Spatial annotation entries:
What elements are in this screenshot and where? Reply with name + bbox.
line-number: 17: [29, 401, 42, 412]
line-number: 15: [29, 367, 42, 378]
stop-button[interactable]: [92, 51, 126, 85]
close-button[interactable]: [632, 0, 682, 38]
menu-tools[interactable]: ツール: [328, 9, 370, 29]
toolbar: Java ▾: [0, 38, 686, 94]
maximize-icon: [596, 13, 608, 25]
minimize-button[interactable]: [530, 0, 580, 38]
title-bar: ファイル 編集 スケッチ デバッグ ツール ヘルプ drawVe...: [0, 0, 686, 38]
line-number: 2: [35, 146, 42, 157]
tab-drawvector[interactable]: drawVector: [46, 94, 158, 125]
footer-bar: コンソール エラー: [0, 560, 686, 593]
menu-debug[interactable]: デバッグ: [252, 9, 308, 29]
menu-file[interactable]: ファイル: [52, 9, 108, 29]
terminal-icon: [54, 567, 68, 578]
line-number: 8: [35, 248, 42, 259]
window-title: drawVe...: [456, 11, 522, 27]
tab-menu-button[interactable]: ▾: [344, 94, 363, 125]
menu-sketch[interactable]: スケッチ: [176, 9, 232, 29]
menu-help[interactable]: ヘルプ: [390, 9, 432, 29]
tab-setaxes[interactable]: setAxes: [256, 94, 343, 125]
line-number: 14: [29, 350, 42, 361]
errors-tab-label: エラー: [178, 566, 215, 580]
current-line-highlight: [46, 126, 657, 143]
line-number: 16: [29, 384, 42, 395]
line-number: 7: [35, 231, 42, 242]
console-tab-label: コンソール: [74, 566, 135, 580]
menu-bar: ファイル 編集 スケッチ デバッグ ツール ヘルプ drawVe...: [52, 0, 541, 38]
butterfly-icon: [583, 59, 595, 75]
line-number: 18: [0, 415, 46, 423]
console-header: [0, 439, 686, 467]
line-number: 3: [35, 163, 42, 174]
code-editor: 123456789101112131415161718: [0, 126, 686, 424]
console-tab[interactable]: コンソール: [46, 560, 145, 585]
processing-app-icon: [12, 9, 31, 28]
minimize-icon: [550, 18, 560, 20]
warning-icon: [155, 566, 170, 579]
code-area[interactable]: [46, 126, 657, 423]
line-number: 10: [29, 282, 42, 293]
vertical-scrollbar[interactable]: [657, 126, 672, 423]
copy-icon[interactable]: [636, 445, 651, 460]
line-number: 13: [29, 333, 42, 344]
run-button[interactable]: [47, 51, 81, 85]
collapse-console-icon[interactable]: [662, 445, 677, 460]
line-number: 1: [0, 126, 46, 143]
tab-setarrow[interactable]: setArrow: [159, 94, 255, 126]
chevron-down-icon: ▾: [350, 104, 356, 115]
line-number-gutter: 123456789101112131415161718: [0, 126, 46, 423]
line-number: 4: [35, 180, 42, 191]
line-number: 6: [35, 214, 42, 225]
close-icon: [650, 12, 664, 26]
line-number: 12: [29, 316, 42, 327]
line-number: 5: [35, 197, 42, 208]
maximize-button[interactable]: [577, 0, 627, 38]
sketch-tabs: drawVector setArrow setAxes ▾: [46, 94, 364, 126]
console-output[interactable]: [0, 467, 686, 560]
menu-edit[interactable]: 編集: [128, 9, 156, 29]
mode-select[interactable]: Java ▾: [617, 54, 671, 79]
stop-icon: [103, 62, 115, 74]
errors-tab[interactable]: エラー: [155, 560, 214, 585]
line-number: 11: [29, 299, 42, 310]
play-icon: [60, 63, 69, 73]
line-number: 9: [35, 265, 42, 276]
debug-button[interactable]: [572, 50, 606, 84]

Short task: Rewrite all of the entries above, replacing every occurrence of "interactable" with "clickable" and changing nothing else.

The output:
What elements are in this screenshot and where? Reply with name + bbox.
line-number: 17: [29, 401, 42, 412]
line-number: 15: [29, 367, 42, 378]
stop-button[clickable]: [92, 51, 126, 85]
close-button[clickable]: [632, 0, 682, 38]
menu-tools[clickable]: ツール: [328, 9, 370, 29]
toolbar: Java ▾: [0, 38, 686, 94]
maximize-icon: [596, 13, 608, 25]
minimize-button[clickable]: [530, 0, 580, 38]
title-bar: ファイル 編集 スケッチ デバッグ ツール ヘルプ drawVe...: [0, 0, 686, 38]
line-number: 2: [35, 146, 42, 157]
tab-drawvector[clickable]: drawVector: [46, 94, 158, 125]
footer-bar: コンソール エラー: [0, 560, 686, 593]
menu-debug[clickable]: デバッグ: [252, 9, 308, 29]
menu-file[clickable]: ファイル: [52, 9, 108, 29]
terminal-icon: [54, 567, 68, 578]
line-number: 8: [35, 248, 42, 259]
window-title: drawVe...: [456, 11, 522, 27]
tab-menu-button[clickable]: ▾: [344, 94, 363, 125]
menu-sketch[clickable]: スケッチ: [176, 9, 232, 29]
menu-help[clickable]: ヘルプ: [390, 9, 432, 29]
tab-setaxes[clickable]: setAxes: [256, 94, 343, 125]
line-number: 14: [29, 350, 42, 361]
errors-tab-label: エラー: [178, 566, 215, 580]
current-line-highlight: [46, 126, 657, 143]
line-number: 16: [29, 384, 42, 395]
line-number: 7: [35, 231, 42, 242]
console-tab-label: コンソール: [74, 566, 135, 580]
menu-bar: ファイル 編集 スケッチ デバッグ ツール ヘルプ drawVe...: [52, 0, 541, 38]
butterfly-icon: [583, 59, 595, 75]
line-number: 18: [0, 415, 46, 423]
console-header: [0, 439, 686, 467]
line-number: 3: [35, 163, 42, 174]
code-editor: 123456789101112131415161718: [0, 126, 686, 424]
console-tab[clickable]: コンソール: [46, 560, 145, 585]
processing-app-icon: [12, 9, 31, 28]
minimize-icon: [550, 18, 560, 20]
warning-icon: [155, 566, 170, 579]
code-area[clickable]: [46, 126, 657, 423]
line-number: 10: [29, 282, 42, 293]
vertical-scrollbar[clickable]: [657, 126, 672, 423]
copy-icon[clickable]: [636, 445, 651, 460]
line-number: 13: [29, 333, 42, 344]
run-button[clickable]: [47, 51, 81, 85]
collapse-console-icon[clickable]: [662, 445, 677, 460]
line-number: 1: [0, 126, 46, 143]
tab-setarrow[clickable]: setArrow: [159, 94, 255, 126]
chevron-down-icon: ▾: [350, 104, 356, 115]
line-number-gutter: 123456789101112131415161718: [0, 126, 46, 423]
line-number: 4: [35, 180, 42, 191]
line-number: 6: [35, 214, 42, 225]
close-icon: [650, 12, 664, 26]
line-number: 12: [29, 316, 42, 327]
line-number: 5: [35, 197, 42, 208]
maximize-button[clickable]: [577, 0, 627, 38]
sketch-tabs: drawVector setArrow setAxes ▾: [46, 94, 364, 126]
console-output[clickable]: [0, 467, 686, 560]
menu-edit[clickable]: 編集: [128, 9, 156, 29]
mode-select[clickable]: Java ▾: [617, 54, 671, 79]
stop-icon: [103, 62, 115, 74]
errors-tab[clickable]: エラー: [155, 560, 214, 585]
line-number: 11: [29, 299, 42, 310]
play-icon: [60, 63, 69, 73]
line-number: 9: [35, 265, 42, 276]
debug-button[clickable]: [572, 50, 606, 84]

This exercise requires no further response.